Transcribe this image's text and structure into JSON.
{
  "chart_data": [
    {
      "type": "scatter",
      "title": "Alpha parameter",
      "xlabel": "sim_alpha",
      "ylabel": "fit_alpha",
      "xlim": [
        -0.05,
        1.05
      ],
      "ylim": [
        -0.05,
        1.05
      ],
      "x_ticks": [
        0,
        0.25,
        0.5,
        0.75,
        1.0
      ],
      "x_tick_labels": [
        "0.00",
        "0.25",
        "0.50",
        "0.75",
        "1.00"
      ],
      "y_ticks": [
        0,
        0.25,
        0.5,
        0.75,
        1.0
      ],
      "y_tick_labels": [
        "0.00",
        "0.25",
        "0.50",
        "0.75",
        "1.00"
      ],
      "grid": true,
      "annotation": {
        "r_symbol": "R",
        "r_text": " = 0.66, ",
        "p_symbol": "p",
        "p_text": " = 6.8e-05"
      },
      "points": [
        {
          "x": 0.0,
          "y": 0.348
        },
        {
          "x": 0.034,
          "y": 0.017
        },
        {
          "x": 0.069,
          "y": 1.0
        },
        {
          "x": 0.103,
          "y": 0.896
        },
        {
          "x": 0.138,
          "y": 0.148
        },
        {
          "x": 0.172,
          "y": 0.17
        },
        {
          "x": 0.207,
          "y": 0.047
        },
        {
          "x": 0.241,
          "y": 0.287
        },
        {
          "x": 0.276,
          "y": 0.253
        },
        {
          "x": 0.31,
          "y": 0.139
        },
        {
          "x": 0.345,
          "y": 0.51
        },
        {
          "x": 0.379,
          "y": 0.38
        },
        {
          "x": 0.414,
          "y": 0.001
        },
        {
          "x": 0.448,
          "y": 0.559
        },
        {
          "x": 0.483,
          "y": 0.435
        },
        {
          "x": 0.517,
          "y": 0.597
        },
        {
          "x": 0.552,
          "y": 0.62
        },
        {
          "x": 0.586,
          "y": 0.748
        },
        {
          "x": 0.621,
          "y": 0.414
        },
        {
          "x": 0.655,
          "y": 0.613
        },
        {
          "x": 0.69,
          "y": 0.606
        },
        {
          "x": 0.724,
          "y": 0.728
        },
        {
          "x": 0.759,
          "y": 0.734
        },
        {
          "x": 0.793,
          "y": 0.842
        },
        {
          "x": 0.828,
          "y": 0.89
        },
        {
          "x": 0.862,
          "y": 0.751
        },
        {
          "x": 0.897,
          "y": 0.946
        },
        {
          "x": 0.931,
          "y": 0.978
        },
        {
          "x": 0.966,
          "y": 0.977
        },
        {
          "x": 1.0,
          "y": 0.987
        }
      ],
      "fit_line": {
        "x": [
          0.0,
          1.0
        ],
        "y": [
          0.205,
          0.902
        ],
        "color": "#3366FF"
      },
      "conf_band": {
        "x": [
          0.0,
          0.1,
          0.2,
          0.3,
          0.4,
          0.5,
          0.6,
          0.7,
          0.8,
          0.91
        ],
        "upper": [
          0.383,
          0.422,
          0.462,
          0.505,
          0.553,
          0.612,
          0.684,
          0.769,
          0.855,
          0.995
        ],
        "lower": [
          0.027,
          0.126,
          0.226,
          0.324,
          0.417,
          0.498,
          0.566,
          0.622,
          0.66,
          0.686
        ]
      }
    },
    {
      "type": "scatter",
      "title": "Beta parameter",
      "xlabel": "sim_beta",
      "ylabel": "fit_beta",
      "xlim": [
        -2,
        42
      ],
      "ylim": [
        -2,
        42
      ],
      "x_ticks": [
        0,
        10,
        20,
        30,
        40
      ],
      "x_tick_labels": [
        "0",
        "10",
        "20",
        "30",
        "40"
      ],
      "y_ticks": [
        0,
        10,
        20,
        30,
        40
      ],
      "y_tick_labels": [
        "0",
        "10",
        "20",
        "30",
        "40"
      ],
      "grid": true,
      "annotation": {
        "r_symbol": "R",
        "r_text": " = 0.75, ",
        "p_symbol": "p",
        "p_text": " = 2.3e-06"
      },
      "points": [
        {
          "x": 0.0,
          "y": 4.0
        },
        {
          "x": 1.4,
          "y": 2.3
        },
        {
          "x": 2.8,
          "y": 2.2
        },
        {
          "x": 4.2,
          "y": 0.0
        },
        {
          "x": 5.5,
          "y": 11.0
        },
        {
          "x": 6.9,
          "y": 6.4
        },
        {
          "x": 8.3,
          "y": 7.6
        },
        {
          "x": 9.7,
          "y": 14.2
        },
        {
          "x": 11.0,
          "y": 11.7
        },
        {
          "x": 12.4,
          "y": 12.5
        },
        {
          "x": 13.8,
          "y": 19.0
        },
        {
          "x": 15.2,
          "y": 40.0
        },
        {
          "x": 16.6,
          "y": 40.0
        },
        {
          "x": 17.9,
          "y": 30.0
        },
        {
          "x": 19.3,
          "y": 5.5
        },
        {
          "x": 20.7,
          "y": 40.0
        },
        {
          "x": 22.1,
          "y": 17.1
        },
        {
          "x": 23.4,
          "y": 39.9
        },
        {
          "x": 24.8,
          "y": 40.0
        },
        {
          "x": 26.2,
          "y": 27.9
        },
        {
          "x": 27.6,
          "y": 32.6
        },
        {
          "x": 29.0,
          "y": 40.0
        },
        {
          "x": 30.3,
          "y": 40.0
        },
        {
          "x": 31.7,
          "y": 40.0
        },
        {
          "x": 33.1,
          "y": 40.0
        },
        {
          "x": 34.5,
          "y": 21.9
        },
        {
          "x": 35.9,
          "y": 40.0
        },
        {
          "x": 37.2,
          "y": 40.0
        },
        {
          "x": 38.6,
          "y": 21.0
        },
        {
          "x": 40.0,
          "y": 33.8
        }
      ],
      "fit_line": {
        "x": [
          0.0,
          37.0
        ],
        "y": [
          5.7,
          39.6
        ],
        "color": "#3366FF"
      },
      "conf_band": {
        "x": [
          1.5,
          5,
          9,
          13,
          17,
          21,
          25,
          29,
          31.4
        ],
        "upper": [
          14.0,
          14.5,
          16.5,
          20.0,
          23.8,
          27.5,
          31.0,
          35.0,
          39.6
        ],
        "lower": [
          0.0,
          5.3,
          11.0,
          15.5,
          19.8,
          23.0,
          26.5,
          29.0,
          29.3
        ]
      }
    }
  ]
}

________________

■ **Directive**:
Write every entry out again exactly.

■ **Correct output**:
Transcribe this image's text and structure into JSON.
{
  "chart_data": [
    {
      "type": "scatter",
      "title": "Alpha parameter",
      "xlabel": "sim_alpha",
      "ylabel": "fit_alpha",
      "xlim": [
        -0.05,
        1.05
      ],
      "ylim": [
        -0.05,
        1.05
      ],
      "x_ticks": [
        0,
        0.25,
        0.5,
        0.75,
        1.0
      ],
      "x_tick_labels": [
        "0.00",
        "0.25",
        "0.50",
        "0.75",
        "1.00"
      ],
      "y_ticks": [
        0,
        0.25,
        0.5,
        0.75,
        1.0
      ],
      "y_tick_labels": [
        "0.00",
        "0.25",
        "0.50",
        "0.75",
        "1.00"
      ],
      "grid": true,
      "annotation": {
        "r_symbol": "R",
        "r_text": " = 0.66, ",
        "p_symbol": "p",
        "p_text": " = 6.8e-05"
      },
      "points": [
        {
          "x": 0.0,
          "y": 0.348
        },
        {
          "x": 0.034,
          "y": 0.017
        },
        {
          "x": 0.069,
          "y": 1.0
        },
        {
          "x": 0.103,
          "y": 0.896
        },
        {
          "x": 0.138,
          "y": 0.148
        },
        {
          "x": 0.172,
          "y": 0.17
        },
        {
          "x": 0.207,
          "y": 0.047
        },
        {
          "x": 0.241,
          "y": 0.287
        },
        {
          "x": 0.276,
          "y": 0.253
        },
        {
          "x": 0.31,
          "y": 0.139
        },
        {
          "x": 0.345,
          "y": 0.51
        },
        {
          "x": 0.379,
          "y": 0.38
        },
        {
          "x": 0.414,
          "y": 0.001
        },
        {
          "x": 0.448,
          "y": 0.559
        },
        {
          "x": 0.483,
          "y": 0.435
        },
        {
          "x": 0.517,
          "y": 0.597
        },
        {
          "x": 0.552,
          "y": 0.62
        },
        {
          "x": 0.586,
          "y": 0.748
        },
        {
          "x": 0.621,
          "y": 0.414
        },
        {
          "x": 0.655,
          "y": 0.613
        },
        {
          "x": 0.69,
          "y": 0.606
        },
        {
          "x": 0.724,
          "y": 0.728
        },
        {
          "x": 0.759,
          "y": 0.734
        },
        {
          "x": 0.793,
          "y": 0.842
        },
        {
          "x": 0.828,
          "y": 0.89
        },
        {
          "x": 0.862,
          "y": 0.751
        },
        {
          "x": 0.897,
          "y": 0.946
        },
        {
          "x": 0.931,
          "y": 0.978
        },
        {
          "x": 0.966,
          "y": 0.977
        },
        {
          "x": 1.0,
          "y": 0.987
        }
      ],
      "fit_line": {
        "x": [
          0.0,
          1.0
        ],
        "y": [
          0.205,
          0.902
        ],
        "color": "#3366FF"
      },
      "conf_band": {
        "x": [
          0.0,
          0.1,
          0.2,
          0.3,
          0.4,
          0.5,
          0.6,
          0.7,
          0.8,
          0.91
        ],
        "upper": [
          0.383,
          0.422,
          0.462,
          0.505,
          0.553,
          0.612,
          0.684,
          0.769,
          0.855,
          0.995
        ],
        "lower": [
          0.027,
          0.126,
          0.226,
          0.324,
          0.417,
          0.498,
          0.566,
          0.622,
          0.66,
          0.686
        ]
      }
    },
    {
      "type": "scatter",
      "title": "Beta parameter",
      "xlabel": "sim_beta",
      "ylabel": "fit_beta",
      "xlim": [
        -2,
        42
      ],
      "ylim": [
        -2,
        42
      ],
      "x_ticks": [
        0,
        10,
        20,
        30,
        40
      ],
      "x_tick_labels": [
        "0",
        "10",
        "20",
        "30",
        "40"
      ],
      "y_ticks": [
        0,
        10,
        20,
        30,
        40
      ],
      "y_tick_labels": [
        "0",
        "10",
        "20",
        "30",
        "40"
      ],
      "grid": true,
      "annotation": {
        "r_symbol": "R",
        "r_text": " = 0.75, ",
        "p_symbol": "p",
        "p_text": " = 2.3e-06"
      },
      "points": [
        {
          "x": 0.0,
          "y": 4.0
        },
        {
          "x": 1.4,
          "y": 2.3
        },
        {
          "x": 2.8,
          "y": 2.2
        },
        {
          "x": 4.2,
          "y": 0.0
        },
        {
          "x": 5.5,
          "y": 11.0
        },
        {
          "x": 6.9,
          "y": 6.4
        },
        {
          "x": 8.3,
          "y": 7.6
        },
        {
          "x": 9.7,
          "y": 14.2
        },
        {
          "x": 11.0,
          "y": 11.7
        },
        {
          "x": 12.4,
          "y": 12.5
        },
        {
          "x": 13.8,
          "y": 19.0
        },
        {
          "x": 15.2,
          "y": 40.0
        },
        {
          "x": 16.6,
          "y": 40.0
        },
        {
          "x": 17.9,
          "y": 30.0
        },
        {
          "x": 19.3,
          "y": 5.5
        },
        {
          "x": 20.7,
          "y": 40.0
        },
        {
          "x": 22.1,
          "y": 17.1
        },
        {
          "x": 23.4,
          "y": 39.9
        },
        {
          "x": 24.8,
          "y": 40.0
        },
        {
          "x": 26.2,
          "y": 27.9
        },
        {
          "x": 27.6,
          "y": 32.6
        },
        {
          "x": 29.0,
          "y": 40.0
        },
        {
          "x": 30.3,
          "y": 40.0
        },
        {
          "x": 31.7,
          "y": 40.0
        },
        {
          "x": 33.1,
          "y": 40.0
        },
        {
          "x": 34.5,
          "y": 21.9
        },
        {
          "x": 35.9,
          "y": 40.0
        },
        {
          "x": 37.2,
          "y": 40.0
        },
        {
          "x": 38.6,
          "y": 21.0
        },
        {
          "x": 40.0,
          "y": 33.8
        }
      ],
      "fit_line": {
        "x": [
          0.0,
          37.0
        ],
        "y": [
          5.7,
          39.6
        ],
        "color": "#3366FF"
      },
      "conf_band": {
        "x": [
          1.5,
          5,
          9,
          13,
          17,
          21,
          25,
          29,
          31.4
        ],
        "upper": [
          14.0,
          14.5,
          16.5,
          20.0,
          23.8,
          27.5,
          31.0,
          35.0,
          39.6
        ],
        "lower": [
          0.0,
          5.3,
          11.0,
          15.5,
          19.8,
          23.0,
          26.5,
          29.0,
          29.3
        ]
      }
    }
  ]
}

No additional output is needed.